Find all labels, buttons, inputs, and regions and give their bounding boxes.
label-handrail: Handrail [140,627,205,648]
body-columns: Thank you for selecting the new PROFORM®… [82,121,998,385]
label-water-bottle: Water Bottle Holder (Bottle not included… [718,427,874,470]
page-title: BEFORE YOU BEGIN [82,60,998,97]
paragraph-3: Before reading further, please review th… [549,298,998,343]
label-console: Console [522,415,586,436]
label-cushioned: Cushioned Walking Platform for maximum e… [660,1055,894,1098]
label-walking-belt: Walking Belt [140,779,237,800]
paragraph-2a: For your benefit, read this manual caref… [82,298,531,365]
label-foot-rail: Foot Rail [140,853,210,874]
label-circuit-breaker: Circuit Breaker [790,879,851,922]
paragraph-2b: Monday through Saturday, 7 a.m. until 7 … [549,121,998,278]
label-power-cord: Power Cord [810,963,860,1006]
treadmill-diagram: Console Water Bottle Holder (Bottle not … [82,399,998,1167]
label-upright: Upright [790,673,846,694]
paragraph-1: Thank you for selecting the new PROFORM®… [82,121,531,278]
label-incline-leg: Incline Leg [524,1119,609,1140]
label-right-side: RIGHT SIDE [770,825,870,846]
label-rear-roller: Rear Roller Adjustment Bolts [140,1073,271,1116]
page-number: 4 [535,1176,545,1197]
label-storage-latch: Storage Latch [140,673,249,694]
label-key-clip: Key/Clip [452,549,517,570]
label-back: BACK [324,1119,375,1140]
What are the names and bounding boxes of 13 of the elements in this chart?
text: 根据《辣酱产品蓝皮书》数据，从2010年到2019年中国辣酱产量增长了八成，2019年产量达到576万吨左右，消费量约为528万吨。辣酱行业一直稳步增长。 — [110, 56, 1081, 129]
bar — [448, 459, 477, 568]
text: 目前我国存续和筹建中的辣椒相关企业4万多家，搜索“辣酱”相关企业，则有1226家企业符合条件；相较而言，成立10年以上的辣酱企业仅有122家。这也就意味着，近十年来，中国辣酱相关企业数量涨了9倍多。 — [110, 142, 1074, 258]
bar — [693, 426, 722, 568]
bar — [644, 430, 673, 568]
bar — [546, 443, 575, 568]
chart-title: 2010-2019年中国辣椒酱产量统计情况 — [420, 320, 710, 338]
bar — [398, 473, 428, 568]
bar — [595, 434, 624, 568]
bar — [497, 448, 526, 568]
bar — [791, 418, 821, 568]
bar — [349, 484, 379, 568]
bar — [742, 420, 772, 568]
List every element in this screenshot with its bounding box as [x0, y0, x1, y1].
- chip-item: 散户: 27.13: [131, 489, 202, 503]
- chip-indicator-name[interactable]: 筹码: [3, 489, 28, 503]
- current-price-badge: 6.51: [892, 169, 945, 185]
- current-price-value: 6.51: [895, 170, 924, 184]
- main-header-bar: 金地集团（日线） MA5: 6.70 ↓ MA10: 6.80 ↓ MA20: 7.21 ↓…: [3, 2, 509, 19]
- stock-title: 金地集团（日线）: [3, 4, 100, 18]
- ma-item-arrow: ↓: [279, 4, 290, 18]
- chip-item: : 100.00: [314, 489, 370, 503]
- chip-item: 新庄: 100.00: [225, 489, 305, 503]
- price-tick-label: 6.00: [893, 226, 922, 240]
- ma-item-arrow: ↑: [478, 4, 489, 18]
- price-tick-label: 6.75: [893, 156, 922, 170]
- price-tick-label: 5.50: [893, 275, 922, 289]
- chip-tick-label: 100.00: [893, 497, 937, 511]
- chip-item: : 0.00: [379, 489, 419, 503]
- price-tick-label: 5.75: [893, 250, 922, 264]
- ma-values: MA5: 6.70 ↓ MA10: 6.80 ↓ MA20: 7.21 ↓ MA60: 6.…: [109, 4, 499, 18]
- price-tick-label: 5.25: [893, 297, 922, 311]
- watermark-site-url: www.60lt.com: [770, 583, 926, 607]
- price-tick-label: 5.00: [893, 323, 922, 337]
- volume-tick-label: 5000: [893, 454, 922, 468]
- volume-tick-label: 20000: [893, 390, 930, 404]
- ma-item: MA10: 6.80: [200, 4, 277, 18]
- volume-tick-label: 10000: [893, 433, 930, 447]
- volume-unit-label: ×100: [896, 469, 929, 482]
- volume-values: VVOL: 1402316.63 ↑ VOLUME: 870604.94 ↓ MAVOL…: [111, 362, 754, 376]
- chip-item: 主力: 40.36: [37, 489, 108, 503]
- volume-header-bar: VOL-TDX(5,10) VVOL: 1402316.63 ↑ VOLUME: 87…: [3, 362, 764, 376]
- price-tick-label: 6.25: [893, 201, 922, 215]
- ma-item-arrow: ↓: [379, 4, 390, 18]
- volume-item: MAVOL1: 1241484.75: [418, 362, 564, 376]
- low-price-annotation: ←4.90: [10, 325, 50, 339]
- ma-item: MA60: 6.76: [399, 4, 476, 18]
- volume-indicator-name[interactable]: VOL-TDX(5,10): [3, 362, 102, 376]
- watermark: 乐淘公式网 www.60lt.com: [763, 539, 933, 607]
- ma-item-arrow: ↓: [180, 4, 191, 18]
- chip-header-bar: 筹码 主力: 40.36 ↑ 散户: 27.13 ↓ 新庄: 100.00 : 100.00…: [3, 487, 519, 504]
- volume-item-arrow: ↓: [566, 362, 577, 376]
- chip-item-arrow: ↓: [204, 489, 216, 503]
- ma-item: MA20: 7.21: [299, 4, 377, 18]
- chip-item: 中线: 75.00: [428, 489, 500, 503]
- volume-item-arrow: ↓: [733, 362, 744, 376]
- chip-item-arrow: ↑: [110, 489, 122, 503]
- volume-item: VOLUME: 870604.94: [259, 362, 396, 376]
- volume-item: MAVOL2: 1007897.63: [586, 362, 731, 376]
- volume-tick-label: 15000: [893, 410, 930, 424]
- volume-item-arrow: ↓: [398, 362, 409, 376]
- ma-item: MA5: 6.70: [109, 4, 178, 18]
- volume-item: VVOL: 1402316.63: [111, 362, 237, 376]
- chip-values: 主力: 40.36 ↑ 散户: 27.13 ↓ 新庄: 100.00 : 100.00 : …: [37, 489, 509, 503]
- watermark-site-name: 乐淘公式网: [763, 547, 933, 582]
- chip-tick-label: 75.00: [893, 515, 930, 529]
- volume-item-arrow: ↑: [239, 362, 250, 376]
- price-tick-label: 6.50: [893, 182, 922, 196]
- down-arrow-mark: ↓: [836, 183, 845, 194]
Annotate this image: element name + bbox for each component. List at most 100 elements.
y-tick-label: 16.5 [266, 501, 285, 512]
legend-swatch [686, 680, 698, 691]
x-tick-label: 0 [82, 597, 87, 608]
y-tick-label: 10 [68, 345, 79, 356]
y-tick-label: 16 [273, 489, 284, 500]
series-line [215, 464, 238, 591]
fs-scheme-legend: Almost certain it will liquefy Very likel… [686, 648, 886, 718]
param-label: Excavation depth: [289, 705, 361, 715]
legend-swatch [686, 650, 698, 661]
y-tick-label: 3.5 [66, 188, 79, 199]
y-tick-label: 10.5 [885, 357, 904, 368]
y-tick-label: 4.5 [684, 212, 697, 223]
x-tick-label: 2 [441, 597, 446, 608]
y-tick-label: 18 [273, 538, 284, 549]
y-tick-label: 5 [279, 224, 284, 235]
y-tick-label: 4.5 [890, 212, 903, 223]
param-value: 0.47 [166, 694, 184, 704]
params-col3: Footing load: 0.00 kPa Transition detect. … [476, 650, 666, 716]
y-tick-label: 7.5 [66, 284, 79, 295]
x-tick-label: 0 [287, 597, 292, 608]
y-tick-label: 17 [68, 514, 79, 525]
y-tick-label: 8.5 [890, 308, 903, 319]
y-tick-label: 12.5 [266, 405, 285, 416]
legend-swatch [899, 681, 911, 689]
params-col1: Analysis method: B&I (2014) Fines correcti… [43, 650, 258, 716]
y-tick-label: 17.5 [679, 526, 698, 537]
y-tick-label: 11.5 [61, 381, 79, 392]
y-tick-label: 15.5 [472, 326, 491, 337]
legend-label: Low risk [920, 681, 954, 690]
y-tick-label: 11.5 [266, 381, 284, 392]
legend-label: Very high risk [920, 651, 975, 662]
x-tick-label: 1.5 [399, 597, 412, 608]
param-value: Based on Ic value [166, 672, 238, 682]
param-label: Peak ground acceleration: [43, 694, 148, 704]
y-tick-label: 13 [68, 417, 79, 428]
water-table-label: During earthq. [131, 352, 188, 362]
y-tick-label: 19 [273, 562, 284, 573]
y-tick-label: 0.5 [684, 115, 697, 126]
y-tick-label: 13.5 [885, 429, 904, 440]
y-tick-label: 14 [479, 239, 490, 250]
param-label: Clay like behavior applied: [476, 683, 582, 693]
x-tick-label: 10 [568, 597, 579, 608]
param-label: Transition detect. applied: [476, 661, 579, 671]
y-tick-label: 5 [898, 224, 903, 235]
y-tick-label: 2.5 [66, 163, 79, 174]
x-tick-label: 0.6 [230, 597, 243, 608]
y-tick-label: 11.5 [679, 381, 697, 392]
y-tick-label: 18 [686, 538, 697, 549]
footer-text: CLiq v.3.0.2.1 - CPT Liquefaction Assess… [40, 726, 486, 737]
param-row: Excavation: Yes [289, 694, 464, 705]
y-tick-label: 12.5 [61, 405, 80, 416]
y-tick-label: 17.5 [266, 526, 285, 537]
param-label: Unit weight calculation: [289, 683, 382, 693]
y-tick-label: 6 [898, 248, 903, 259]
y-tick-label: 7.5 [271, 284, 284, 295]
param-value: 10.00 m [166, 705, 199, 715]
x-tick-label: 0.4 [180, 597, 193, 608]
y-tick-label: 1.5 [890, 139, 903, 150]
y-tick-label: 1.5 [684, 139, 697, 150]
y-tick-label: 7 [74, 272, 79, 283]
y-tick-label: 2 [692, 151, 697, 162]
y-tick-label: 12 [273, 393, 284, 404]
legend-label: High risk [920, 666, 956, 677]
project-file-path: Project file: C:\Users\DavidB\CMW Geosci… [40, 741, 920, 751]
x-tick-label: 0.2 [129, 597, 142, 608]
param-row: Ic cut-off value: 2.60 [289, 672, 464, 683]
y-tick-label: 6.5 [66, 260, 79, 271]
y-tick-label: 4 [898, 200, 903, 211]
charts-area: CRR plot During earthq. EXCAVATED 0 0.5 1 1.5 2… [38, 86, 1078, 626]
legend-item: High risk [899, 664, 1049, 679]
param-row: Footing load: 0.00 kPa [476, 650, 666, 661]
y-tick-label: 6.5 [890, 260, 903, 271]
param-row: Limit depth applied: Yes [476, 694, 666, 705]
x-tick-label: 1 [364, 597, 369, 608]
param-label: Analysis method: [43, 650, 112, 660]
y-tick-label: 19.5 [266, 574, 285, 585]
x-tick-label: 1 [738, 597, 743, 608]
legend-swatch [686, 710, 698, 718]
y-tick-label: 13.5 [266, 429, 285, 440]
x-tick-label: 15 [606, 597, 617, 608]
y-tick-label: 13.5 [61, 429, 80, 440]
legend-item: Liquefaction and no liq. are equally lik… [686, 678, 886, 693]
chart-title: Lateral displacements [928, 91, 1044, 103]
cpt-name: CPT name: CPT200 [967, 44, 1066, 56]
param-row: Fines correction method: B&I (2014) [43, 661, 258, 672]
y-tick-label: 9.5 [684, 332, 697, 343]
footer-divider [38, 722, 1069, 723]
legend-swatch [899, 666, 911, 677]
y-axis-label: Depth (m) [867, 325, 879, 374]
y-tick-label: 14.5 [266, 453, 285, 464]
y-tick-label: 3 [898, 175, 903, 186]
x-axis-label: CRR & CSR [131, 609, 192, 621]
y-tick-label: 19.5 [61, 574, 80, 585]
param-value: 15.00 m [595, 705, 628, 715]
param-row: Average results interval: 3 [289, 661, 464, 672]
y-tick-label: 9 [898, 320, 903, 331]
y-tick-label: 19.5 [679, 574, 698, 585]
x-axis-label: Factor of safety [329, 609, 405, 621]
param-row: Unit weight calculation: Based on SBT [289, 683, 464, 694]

■ ■ ■ ■

### Stated problem
Recast everything from the start of the records down to the line containing "label-console: Console [522,415,586,436]", inclusive, as a Markdown table with the columns No. and Record Line, skipping any blank lines. Include only these lines.

### Correct output
| No. | Record Line |
|---|---|
| 1 | Find all labels, buttons, inputs, and regions and give their bounding boxes. |
| 2 | label-handrail: Handrail [140,627,205,648] |
| 3 | body-columns: Thank you for selecting the new PROFORM®… [82,121,998,385] |
| 4 | label-water-bottle: Water Bottle Holder (Bottle not included… [718,427,874,470] |
| 5 | page-title: BEFORE YOU BEGIN [82,60,998,97] |
| 6 | paragraph-3: Before reading further, please review th… [549,298,998,343] |
| 7 | label-console: Console [522,415,586,436] |